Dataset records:

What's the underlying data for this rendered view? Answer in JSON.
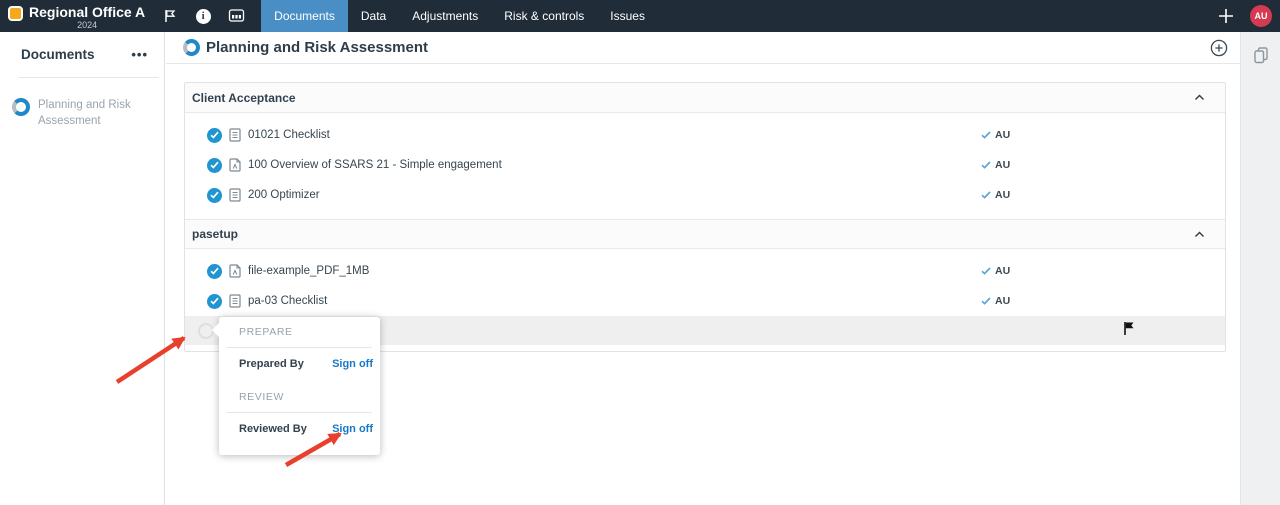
{
  "topbar": {
    "entity_name": "Regional Office A",
    "entity_year": "2024",
    "tabs": [
      {
        "label": "Documents"
      },
      {
        "label": "Data"
      },
      {
        "label": "Adjustments"
      },
      {
        "label": "Risk & controls"
      },
      {
        "label": "Issues"
      }
    ],
    "active_tab": "Documents",
    "avatar_initials": "AU"
  },
  "sidebar": {
    "title": "Documents",
    "items": [
      {
        "label": "Planning and Risk Assessment"
      }
    ]
  },
  "main": {
    "title": "Planning and Risk Assessment",
    "sections": [
      {
        "title": "Client Acceptance",
        "items": [
          {
            "name": "01021 Checklist",
            "icon": "checklist",
            "signoff_initials": "AU"
          },
          {
            "name": "100 Overview of SSARS 21 - Simple engagement",
            "icon": "pdf",
            "signoff_initials": "AU"
          },
          {
            "name": "200 Optimizer",
            "icon": "checklist",
            "signoff_initials": "AU"
          }
        ]
      },
      {
        "title": "pasetup",
        "items": [
          {
            "name": "file-example_PDF_1MB",
            "icon": "pdf",
            "signoff_initials": "AU"
          },
          {
            "name": "pa-03 Checklist",
            "icon": "checklist",
            "signoff_initials": "AU"
          }
        ]
      }
    ]
  },
  "signoff_popup": {
    "prepare_section": "PREPARE",
    "prepared_by_label": "Prepared By",
    "prepared_signoff_link": "Sign off",
    "review_section": "REVIEW",
    "reviewed_by_label": "Reviewed By",
    "reviewed_signoff_link": "Sign off"
  },
  "icons": {
    "more": "•••"
  },
  "colors": {
    "topbar_bg": "#212c39",
    "active_tab_blue": "#4a8ec6",
    "brand_orange": "#f5a81c",
    "avatar_red": "#d43a52",
    "status_blue": "#2095d2",
    "link_blue": "#1878c8",
    "arrow_red": "#e8402c"
  }
}
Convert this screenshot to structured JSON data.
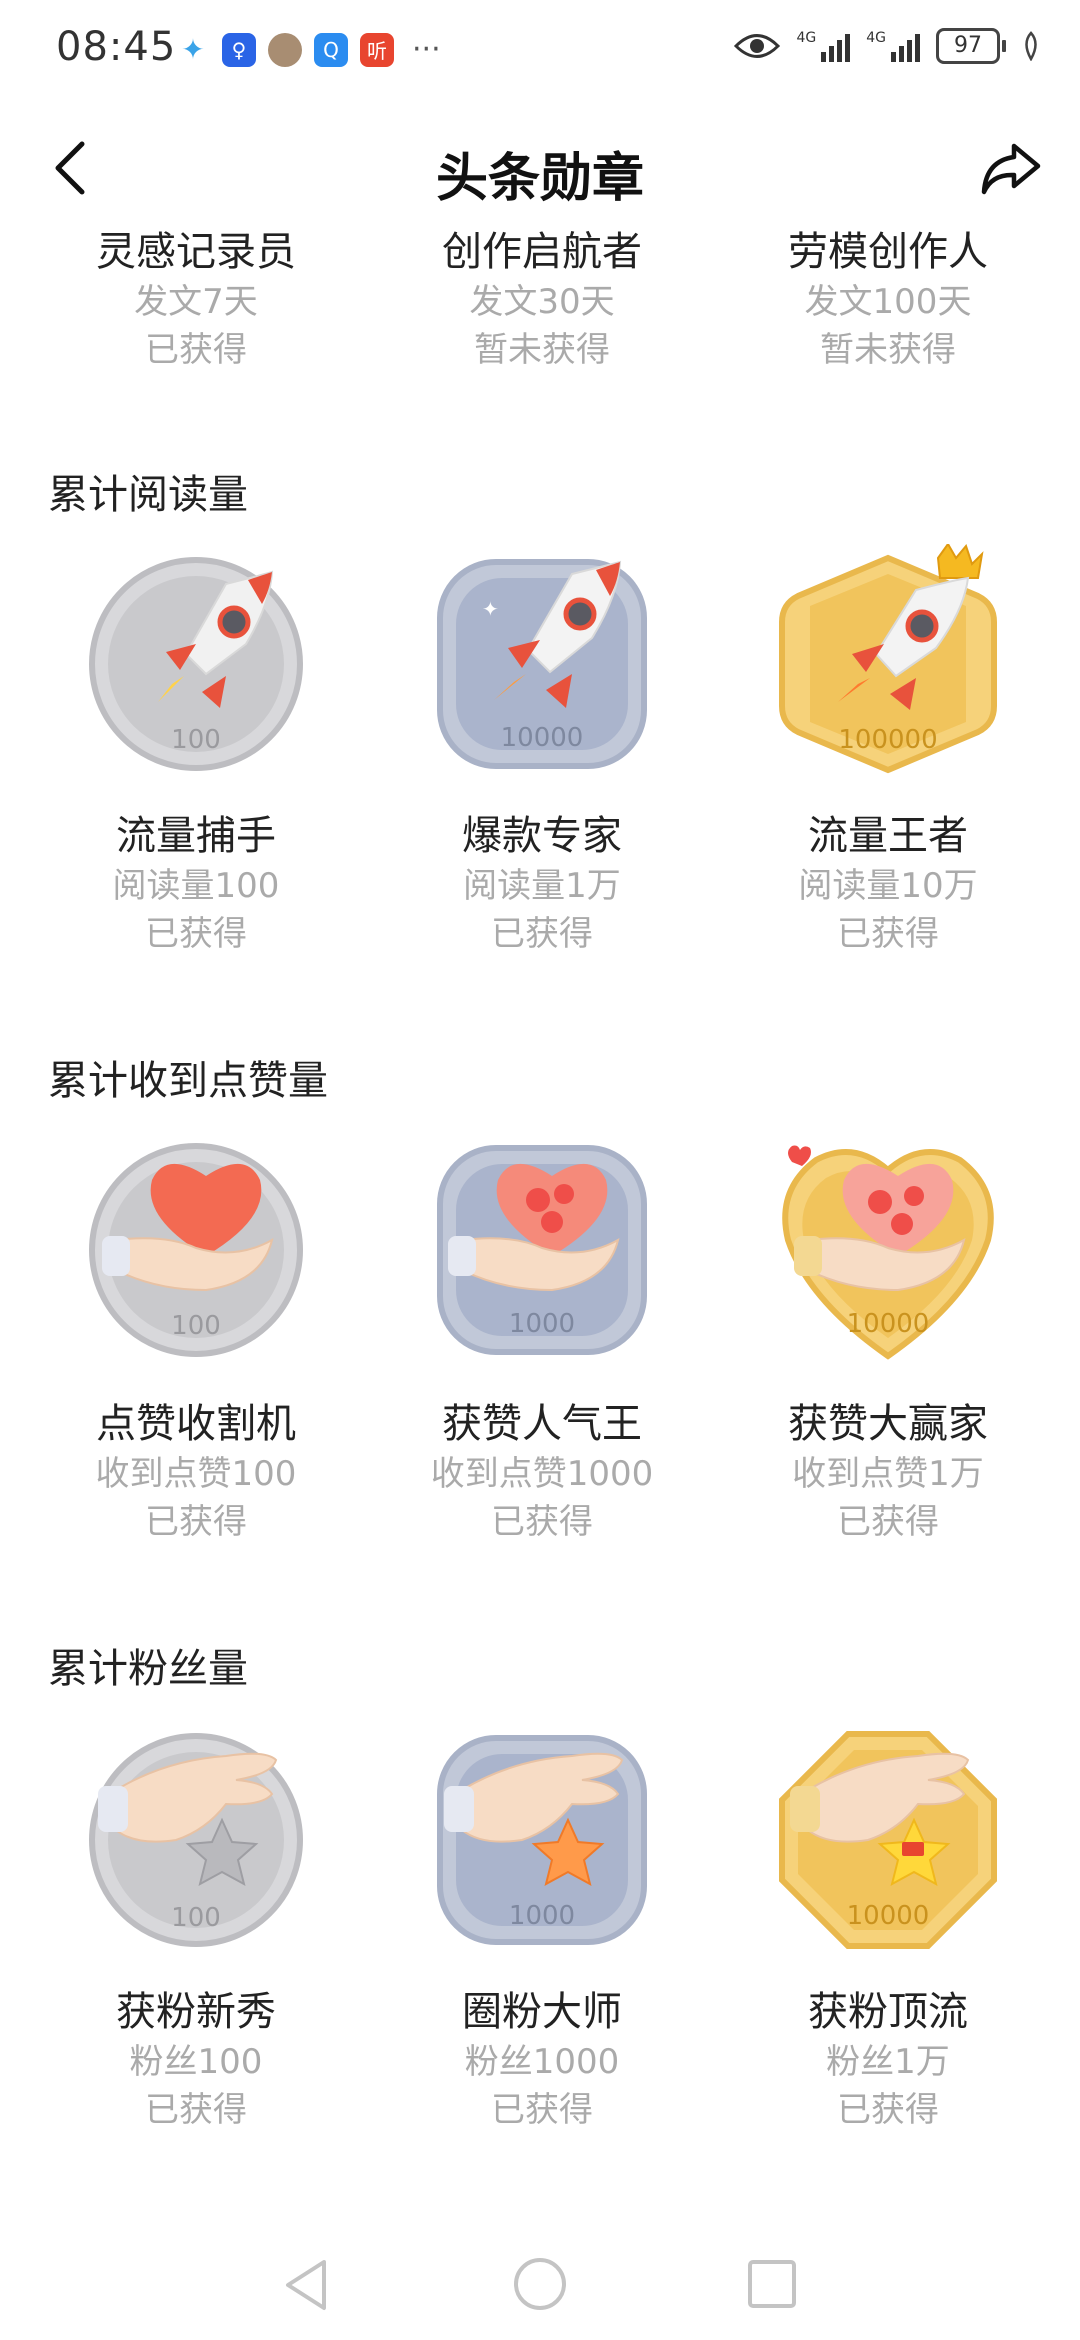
{
  "status_bar": {
    "time": "08:45",
    "notification_icons": [
      "compass-icon",
      "bulb-icon",
      "avatar-icon",
      "search-app-icon",
      "listen-app-icon"
    ],
    "notification_label": "听",
    "signal_label_1": "4G",
    "signal_label_2": "4G",
    "battery": "97"
  },
  "header": {
    "title": "头条勋章"
  },
  "partial_row": [
    {
      "name": "灵感记录员",
      "req": "发文7天",
      "status": "已获得"
    },
    {
      "name": "创作启航者",
      "req": "发文30天",
      "status": "暂未获得"
    },
    {
      "name": "劳模创作人",
      "req": "发文100天",
      "status": "暂未获得"
    }
  ],
  "sections": [
    {
      "title": "累计阅读量",
      "badges": [
        {
          "name": "流量捕手",
          "req": "阅读量100",
          "status": "已获得",
          "icon_number": "100",
          "tier": "silver",
          "icon": "rocket-icon"
        },
        {
          "name": "爆款专家",
          "req": "阅读量1万",
          "status": "已获得",
          "icon_number": "10000",
          "tier": "blue",
          "icon": "rocket-icon"
        },
        {
          "name": "流量王者",
          "req": "阅读量10万",
          "status": "已获得",
          "icon_number": "100000",
          "tier": "gold",
          "icon": "crowned-rocket-icon"
        }
      ]
    },
    {
      "title": "累计收到点赞量",
      "badges": [
        {
          "name": "点赞收割机",
          "req": "收到点赞100",
          "status": "已获得",
          "icon_number": "100",
          "tier": "silver",
          "icon": "heart-in-hand-icon"
        },
        {
          "name": "获赞人气王",
          "req": "收到点赞1000",
          "status": "已获得",
          "icon_number": "1000",
          "tier": "blue",
          "icon": "heart-in-hand-icon"
        },
        {
          "name": "获赞大赢家",
          "req": "收到点赞1万",
          "status": "已获得",
          "icon_number": "10000",
          "tier": "gold",
          "icon": "heart-in-hand-icon"
        }
      ]
    },
    {
      "title": "累计粉丝量",
      "badges": [
        {
          "name": "获粉新秀",
          "req": "粉丝100",
          "status": "已获得",
          "icon_number": "100",
          "tier": "silver",
          "icon": "star-hand-icon"
        },
        {
          "name": "圈粉大师",
          "req": "粉丝1000",
          "status": "已获得",
          "icon_number": "1000",
          "tier": "blue",
          "icon": "star-hand-icon"
        },
        {
          "name": "获粉顶流",
          "req": "粉丝1万",
          "status": "已获得",
          "icon_number": "10000",
          "tier": "gold",
          "icon": "star-hand-icon"
        }
      ]
    }
  ],
  "colors": {
    "silver": "#c9c9cc",
    "blue": "#aab4cc",
    "gold": "#f1c45c",
    "muted_text": "#aaaaaa"
  },
  "system_nav": [
    "back-triangle-icon",
    "home-circle-icon",
    "recents-square-icon"
  ]
}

What this task involves: In your copy of the records, include no pictures; repeat everything else exactly.

Complete output:
What's the underlying data for this rendered view? Answer in JSON.
{
  "topbar": {
    "entity_name": "Regional Office A",
    "entity_year": "2024",
    "tabs": [
      {
        "label": "Documents"
      },
      {
        "label": "Data"
      },
      {
        "label": "Adjustments"
      },
      {
        "label": "Risk & controls"
      },
      {
        "label": "Issues"
      }
    ],
    "active_tab": "Documents",
    "avatar_initials": "AU"
  },
  "sidebar": {
    "title": "Documents",
    "items": [
      {
        "label": "Planning and Risk Assessment"
      }
    ]
  },
  "main": {
    "title": "Planning and Risk Assessment",
    "sections": [
      {
        "title": "Client Acceptance",
        "items": [
          {
            "name": "01021 Checklist",
            "icon": "checklist",
            "signoff_initials": "AU"
          },
          {
            "name": "100 Overview of SSARS 21 - Simple engagement",
            "icon": "pdf",
            "signoff_initials": "AU"
          },
          {
            "name": "200 Optimizer",
            "icon": "checklist",
            "signoff_initials": "AU"
          }
        ]
      },
      {
        "title": "pasetup",
        "items": [
          {
            "name": "file-example_PDF_1MB",
            "icon": "pdf",
            "signoff_initials": "AU"
          },
          {
            "name": "pa-03 Checklist",
            "icon": "checklist",
            "signoff_initials": "AU"
          }
        ]
      }
    ]
  },
  "signoff_popup": {
    "prepare_section": "PREPARE",
    "prepared_by_label": "Prepared By",
    "prepared_signoff_link": "Sign off",
    "review_section": "REVIEW",
    "reviewed_by_label": "Reviewed By",
    "reviewed_signoff_link": "Sign off"
  },
  "icons": {
    "more": "•••"
  },
  "colors": {
    "topbar_bg": "#212c39",
    "active_tab_blue": "#4a8ec6",
    "brand_orange": "#f5a81c",
    "avatar_red": "#d43a52",
    "status_blue": "#2095d2",
    "link_blue": "#1878c8",
    "arrow_red": "#e8402c"
  }
}
Convert this screenshot to structured JSON data.
{
  "status_bar": {
    "time": "08:45",
    "notification_icons": [
      "compass-icon",
      "bulb-icon",
      "avatar-icon",
      "search-app-icon",
      "listen-app-icon"
    ],
    "notification_label": "听",
    "signal_label_1": "4G",
    "signal_label_2": "4G",
    "battery": "97"
  },
  "header": {
    "title": "头条勋章"
  },
  "partial_row": [
    {
      "name": "灵感记录员",
      "req": "发文7天",
      "status": "已获得"
    },
    {
      "name": "创作启航者",
      "req": "发文30天",
      "status": "暂未获得"
    },
    {
      "name": "劳模创作人",
      "req": "发文100天",
      "status": "暂未获得"
    }
  ],
  "sections": [
    {
      "title": "累计阅读量",
      "badges": [
        {
          "name": "流量捕手",
          "req": "阅读量100",
          "status": "已获得",
          "icon_number": "100",
          "tier": "silver",
          "icon": "rocket-icon"
        },
        {
          "name": "爆款专家",
          "req": "阅读量1万",
          "status": "已获得",
          "icon_number": "10000",
          "tier": "blue",
          "icon": "rocket-icon"
        },
        {
          "name": "流量王者",
          "req": "阅读量10万",
          "status": "已获得",
          "icon_number": "100000",
          "tier": "gold",
          "icon": "crowned-rocket-icon"
        }
      ]
    },
    {
      "title": "累计收到点赞量",
      "badges": [
        {
          "name": "点赞收割机",
          "req": "收到点赞100",
          "status": "已获得",
          "icon_number": "100",
          "tier": "silver",
          "icon": "heart-in-hand-icon"
        },
        {
          "name": "获赞人气王",
          "req": "收到点赞1000",
          "status": "已获得",
          "icon_number": "1000",
          "tier": "blue",
          "icon": "heart-in-hand-icon"
        },
        {
          "name": "获赞大赢家",
          "req": "收到点赞1万",
          "status": "已获得",
          "icon_number": "10000",
          "tier": "gold",
          "icon": "heart-in-hand-icon"
        }
      ]
    },
    {
      "title": "累计粉丝量",
      "badges": [
        {
          "name": "获粉新秀",
          "req": "粉丝100",
          "status": "已获得",
          "icon_number": "100",
          "tier": "silver",
          "icon": "star-hand-icon"
        },
        {
          "name": "圈粉大师",
          "req": "粉丝1000",
          "status": "已获得",
          "icon_number": "1000",
          "tier": "blue",
          "icon": "star-hand-icon"
        },
        {
          "name": "获粉顶流",
          "req": "粉丝1万",
          "status": "已获得",
          "icon_number": "10000",
          "tier": "gold",
          "icon": "star-hand-icon"
        }
      ]
    }
  ],
  "colors": {
    "silver": "#c9c9cc",
    "blue": "#aab4cc",
    "gold": "#f1c45c",
    "muted_text": "#aaaaaa"
  },
  "system_nav": [
    "back-triangle-icon",
    "home-circle-icon",
    "recents-square-icon"
  ]
}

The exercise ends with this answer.